(Extracted records)
*-*-*
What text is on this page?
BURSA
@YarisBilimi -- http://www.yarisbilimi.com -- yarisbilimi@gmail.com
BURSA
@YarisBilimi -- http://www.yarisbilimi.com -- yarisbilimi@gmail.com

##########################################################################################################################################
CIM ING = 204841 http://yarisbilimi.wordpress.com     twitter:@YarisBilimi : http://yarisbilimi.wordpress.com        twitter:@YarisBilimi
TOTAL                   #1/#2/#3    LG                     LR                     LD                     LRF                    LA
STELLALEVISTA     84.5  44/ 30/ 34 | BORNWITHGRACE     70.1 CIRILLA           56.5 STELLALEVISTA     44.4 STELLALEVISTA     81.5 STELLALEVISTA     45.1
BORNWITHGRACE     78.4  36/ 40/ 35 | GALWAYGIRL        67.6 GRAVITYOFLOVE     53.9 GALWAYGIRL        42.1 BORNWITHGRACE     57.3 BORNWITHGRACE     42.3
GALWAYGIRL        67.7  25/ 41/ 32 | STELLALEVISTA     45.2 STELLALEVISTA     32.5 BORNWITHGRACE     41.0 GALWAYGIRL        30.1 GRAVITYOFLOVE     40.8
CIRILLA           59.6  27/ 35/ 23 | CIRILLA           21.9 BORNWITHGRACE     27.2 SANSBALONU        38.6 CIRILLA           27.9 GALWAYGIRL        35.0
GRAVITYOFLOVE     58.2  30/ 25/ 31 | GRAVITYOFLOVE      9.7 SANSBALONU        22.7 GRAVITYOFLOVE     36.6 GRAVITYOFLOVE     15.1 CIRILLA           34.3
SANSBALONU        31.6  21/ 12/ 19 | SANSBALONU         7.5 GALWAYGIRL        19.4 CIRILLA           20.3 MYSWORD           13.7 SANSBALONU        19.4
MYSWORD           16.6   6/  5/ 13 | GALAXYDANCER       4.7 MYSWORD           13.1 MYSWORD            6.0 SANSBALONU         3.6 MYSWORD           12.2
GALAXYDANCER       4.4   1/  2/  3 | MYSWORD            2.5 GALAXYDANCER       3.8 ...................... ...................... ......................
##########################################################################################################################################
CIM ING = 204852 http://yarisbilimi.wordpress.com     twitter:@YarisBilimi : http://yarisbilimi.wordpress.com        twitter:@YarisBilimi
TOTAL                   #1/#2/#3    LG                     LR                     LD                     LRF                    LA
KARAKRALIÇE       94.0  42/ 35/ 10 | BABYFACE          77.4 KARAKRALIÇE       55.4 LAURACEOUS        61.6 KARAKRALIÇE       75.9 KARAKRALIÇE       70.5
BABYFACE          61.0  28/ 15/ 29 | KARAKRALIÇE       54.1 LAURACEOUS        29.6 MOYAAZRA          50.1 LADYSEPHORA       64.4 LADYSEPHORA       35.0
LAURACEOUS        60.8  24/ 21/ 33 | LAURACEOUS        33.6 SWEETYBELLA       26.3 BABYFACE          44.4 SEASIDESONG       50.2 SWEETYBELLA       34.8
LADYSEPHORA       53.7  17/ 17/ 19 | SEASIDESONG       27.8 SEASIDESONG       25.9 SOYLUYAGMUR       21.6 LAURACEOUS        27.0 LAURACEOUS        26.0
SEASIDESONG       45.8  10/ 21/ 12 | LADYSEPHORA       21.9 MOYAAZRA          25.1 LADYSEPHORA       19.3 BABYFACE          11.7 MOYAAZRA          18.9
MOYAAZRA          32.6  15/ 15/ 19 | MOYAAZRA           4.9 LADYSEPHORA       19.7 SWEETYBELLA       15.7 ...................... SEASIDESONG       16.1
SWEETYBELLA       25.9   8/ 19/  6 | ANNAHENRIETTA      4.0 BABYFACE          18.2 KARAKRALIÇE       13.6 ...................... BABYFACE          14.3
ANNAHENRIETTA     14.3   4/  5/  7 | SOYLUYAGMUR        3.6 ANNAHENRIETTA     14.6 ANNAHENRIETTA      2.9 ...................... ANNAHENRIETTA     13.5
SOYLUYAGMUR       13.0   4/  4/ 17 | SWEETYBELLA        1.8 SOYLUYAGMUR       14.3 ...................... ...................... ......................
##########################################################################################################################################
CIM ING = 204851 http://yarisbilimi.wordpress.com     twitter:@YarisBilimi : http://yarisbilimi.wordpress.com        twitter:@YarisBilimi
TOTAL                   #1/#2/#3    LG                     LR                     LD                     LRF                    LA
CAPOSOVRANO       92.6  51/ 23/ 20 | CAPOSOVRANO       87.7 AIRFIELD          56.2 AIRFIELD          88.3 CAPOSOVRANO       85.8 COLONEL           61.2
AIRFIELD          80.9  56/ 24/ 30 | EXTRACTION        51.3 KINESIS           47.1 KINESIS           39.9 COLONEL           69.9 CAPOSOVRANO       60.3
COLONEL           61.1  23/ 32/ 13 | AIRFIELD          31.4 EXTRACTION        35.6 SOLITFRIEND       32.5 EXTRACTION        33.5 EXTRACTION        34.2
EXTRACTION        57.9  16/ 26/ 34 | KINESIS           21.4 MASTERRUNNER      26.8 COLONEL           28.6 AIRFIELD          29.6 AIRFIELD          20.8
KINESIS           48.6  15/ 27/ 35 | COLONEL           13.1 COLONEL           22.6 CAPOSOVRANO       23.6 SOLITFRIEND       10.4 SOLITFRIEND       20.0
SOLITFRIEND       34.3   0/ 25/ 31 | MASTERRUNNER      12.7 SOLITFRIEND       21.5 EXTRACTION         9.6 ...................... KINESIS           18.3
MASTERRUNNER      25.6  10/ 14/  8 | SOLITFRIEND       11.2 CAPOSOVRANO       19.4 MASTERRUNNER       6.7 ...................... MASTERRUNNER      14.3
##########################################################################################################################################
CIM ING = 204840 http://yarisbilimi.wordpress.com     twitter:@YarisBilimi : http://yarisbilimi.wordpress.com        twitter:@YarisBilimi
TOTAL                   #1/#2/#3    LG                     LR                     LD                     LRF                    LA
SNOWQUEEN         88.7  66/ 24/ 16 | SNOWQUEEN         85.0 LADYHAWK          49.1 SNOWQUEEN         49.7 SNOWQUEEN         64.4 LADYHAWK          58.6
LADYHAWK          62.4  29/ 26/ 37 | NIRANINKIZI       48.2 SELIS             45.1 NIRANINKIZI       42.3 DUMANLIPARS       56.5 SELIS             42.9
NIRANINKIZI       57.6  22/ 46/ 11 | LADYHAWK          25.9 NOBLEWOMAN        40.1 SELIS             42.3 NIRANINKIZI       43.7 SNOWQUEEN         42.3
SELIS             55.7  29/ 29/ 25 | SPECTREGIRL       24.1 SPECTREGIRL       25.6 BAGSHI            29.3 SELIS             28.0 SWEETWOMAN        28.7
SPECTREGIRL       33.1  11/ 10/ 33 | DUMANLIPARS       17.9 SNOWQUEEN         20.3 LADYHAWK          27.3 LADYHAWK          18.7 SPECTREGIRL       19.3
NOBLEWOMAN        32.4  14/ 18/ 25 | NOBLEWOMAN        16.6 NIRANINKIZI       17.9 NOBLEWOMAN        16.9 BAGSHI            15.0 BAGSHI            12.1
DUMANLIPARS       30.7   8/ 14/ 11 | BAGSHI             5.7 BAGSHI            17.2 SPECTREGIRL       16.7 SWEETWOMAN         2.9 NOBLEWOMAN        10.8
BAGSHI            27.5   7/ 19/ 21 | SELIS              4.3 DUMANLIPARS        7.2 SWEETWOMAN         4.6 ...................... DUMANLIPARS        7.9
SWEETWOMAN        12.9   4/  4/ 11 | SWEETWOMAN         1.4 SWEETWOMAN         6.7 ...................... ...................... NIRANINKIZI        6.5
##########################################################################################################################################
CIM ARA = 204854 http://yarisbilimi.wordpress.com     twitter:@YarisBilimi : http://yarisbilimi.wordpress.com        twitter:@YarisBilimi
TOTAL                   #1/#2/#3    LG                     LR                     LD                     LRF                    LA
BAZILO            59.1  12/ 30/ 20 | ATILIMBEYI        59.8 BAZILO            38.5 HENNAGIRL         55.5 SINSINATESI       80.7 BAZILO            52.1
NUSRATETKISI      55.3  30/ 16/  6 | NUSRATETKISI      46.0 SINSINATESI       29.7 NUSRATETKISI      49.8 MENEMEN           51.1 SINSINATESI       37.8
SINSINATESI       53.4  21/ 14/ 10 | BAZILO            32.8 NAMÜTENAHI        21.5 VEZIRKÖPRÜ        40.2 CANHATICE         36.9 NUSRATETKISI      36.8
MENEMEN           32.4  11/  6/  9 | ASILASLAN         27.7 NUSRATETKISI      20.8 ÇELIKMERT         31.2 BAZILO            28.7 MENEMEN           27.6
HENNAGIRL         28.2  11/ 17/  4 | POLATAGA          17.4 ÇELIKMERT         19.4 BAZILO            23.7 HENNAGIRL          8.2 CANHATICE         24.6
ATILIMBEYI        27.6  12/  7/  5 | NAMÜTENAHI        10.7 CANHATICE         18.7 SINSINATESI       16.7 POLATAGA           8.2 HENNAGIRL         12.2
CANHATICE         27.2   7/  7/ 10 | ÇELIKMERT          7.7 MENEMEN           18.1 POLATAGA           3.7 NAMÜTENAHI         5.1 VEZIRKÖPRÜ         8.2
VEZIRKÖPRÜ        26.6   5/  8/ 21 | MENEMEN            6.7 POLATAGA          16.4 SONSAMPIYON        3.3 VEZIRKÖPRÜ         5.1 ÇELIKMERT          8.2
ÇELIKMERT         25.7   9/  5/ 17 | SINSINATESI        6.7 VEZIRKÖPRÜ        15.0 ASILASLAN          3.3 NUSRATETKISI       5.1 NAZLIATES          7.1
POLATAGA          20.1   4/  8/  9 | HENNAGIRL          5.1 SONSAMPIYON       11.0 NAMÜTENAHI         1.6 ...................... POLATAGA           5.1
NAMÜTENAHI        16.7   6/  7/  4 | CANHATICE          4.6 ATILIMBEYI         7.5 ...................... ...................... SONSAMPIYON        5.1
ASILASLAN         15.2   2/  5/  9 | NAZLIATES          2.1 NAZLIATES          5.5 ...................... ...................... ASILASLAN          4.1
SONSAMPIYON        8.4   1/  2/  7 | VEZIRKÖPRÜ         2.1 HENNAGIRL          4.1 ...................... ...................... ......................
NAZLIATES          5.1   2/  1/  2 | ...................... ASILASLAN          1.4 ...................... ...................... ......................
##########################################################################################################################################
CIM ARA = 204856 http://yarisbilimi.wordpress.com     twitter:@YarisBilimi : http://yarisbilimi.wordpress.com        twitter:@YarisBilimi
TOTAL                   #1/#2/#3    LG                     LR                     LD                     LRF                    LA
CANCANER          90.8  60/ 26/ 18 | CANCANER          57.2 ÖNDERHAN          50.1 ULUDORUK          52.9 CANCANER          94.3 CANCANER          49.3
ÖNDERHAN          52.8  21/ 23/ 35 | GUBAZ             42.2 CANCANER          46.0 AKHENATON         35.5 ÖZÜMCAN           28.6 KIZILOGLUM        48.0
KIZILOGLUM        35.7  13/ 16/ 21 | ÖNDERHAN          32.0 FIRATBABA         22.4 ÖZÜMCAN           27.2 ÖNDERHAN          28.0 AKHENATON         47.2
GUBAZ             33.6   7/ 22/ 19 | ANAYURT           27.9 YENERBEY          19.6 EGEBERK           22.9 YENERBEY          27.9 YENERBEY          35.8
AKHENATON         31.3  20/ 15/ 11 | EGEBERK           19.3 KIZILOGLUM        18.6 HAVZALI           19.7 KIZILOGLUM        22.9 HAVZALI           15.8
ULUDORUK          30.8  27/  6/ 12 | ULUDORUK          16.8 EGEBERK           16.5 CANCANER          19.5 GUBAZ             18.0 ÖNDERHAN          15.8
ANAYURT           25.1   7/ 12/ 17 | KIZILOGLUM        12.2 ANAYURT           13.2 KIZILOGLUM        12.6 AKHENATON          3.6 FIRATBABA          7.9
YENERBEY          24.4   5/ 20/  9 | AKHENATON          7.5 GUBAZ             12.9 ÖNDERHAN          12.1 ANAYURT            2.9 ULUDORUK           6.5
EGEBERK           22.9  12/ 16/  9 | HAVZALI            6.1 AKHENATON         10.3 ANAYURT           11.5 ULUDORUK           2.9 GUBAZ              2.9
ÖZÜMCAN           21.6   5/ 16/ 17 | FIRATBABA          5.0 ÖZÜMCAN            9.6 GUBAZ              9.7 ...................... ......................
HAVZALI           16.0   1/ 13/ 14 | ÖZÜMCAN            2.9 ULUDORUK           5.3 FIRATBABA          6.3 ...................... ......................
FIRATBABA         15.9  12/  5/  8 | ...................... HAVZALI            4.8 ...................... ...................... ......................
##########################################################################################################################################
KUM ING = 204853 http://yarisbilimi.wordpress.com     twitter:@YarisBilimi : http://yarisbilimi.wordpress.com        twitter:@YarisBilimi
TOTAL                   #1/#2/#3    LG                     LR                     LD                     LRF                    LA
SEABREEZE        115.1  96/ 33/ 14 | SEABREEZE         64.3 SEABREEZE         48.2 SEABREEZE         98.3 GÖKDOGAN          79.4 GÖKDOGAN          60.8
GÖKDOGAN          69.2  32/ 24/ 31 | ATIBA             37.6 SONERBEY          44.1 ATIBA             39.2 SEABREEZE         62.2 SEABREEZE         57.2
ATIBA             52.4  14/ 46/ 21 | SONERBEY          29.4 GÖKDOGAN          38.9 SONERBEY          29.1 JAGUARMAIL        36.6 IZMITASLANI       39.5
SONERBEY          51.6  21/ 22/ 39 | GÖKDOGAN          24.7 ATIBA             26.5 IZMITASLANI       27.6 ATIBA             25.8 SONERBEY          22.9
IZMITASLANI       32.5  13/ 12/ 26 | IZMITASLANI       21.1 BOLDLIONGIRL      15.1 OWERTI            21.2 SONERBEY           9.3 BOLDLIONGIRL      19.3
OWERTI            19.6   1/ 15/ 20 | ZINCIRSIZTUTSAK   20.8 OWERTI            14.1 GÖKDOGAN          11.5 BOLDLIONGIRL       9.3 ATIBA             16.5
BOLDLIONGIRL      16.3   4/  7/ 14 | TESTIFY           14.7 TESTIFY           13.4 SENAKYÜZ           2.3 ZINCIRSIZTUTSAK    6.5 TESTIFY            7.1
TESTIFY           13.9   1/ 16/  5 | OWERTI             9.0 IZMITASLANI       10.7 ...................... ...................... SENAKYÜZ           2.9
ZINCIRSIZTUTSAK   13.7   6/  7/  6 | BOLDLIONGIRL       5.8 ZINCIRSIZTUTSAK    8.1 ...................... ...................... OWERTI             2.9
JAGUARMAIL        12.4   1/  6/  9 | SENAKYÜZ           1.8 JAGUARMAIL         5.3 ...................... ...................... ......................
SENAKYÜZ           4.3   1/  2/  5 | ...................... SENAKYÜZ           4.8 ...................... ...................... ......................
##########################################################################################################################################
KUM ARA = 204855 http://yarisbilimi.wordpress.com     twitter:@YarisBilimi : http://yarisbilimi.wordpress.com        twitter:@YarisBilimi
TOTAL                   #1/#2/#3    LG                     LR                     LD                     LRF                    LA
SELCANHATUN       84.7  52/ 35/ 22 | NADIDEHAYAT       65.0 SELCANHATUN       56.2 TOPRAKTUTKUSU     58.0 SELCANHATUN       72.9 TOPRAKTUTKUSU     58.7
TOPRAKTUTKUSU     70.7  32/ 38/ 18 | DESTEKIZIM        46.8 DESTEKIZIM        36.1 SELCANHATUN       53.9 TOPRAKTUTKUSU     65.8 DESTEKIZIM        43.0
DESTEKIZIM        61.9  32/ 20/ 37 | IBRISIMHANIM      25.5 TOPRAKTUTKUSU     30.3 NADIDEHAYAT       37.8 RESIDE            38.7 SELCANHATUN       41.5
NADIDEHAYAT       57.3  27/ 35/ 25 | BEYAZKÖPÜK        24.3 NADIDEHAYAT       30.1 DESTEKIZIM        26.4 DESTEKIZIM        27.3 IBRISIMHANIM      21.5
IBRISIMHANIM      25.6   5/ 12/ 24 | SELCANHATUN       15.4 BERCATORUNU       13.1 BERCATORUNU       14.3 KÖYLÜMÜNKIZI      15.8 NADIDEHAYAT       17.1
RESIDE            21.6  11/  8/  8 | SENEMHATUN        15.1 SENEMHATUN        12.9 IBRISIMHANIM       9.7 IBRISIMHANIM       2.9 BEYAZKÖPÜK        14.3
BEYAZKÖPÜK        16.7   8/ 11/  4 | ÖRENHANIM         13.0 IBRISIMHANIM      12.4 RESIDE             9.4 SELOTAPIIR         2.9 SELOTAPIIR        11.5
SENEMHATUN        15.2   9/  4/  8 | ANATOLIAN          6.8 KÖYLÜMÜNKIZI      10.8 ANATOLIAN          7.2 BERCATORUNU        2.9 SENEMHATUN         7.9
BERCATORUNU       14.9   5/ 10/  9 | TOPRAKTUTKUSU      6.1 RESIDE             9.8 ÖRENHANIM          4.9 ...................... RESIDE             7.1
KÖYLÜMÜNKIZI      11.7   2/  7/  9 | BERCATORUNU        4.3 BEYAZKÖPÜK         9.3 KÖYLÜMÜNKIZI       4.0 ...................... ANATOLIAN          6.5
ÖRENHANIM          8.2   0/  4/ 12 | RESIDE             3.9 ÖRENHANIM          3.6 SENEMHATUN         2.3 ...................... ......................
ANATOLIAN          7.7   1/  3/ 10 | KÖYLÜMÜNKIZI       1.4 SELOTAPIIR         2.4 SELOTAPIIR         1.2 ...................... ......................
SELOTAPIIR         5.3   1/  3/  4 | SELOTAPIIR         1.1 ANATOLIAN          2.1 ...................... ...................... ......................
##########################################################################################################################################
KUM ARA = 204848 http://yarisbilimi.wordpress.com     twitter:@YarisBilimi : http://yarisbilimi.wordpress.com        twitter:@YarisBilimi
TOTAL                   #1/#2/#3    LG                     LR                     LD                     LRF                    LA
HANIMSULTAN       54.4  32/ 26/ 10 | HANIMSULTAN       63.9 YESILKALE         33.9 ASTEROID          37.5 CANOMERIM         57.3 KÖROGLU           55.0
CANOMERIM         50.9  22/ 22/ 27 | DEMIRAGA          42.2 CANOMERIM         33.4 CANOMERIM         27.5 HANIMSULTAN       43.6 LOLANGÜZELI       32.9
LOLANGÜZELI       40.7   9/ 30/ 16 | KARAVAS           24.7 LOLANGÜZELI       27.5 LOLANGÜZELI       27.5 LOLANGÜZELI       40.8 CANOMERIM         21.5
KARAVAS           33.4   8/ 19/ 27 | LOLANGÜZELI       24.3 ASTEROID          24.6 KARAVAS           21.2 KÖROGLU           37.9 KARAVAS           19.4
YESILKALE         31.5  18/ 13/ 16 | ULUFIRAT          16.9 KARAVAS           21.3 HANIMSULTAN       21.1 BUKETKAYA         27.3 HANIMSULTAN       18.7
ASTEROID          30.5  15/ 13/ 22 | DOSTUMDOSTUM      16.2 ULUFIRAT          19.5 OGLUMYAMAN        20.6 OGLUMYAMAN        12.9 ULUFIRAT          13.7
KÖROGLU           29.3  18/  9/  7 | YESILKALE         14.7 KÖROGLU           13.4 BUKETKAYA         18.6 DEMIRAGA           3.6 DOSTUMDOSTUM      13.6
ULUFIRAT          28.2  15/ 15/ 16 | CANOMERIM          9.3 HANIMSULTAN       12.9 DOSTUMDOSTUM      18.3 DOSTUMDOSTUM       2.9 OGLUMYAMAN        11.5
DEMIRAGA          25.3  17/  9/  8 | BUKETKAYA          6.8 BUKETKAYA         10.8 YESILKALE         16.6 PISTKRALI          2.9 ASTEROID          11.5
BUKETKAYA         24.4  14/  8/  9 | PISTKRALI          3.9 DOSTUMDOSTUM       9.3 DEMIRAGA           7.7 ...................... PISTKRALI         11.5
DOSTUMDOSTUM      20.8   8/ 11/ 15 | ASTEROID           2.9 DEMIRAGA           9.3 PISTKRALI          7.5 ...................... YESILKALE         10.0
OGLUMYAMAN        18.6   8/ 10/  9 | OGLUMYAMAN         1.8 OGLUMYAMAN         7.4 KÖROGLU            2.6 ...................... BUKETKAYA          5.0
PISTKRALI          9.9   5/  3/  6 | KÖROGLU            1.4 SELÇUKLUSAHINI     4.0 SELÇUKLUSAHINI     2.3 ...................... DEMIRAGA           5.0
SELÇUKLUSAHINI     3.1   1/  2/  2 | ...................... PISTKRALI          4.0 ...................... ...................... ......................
*-*-*
## Set problem
Identify the lines of the entries containing the string "STELLALEVISTA". Copy each such line.

## Answer
STELLALEVISTA     84.5  44/ 30/ 34 | BORNWITHGRACE     70.1 CIRILLA           56.5 STELLALEVISTA     44.4 STELLALEVISTA     81.5 STELLALEVISTA     45.1
GALWAYGIRL        67.7  25/ 41/ 32 | STELLALEVISTA     45.2 STELLALEVISTA     32.5 BORNWITHGRACE     41.0 GALWAYGIRL        30.1 GRAVITYOFLOVE     40.8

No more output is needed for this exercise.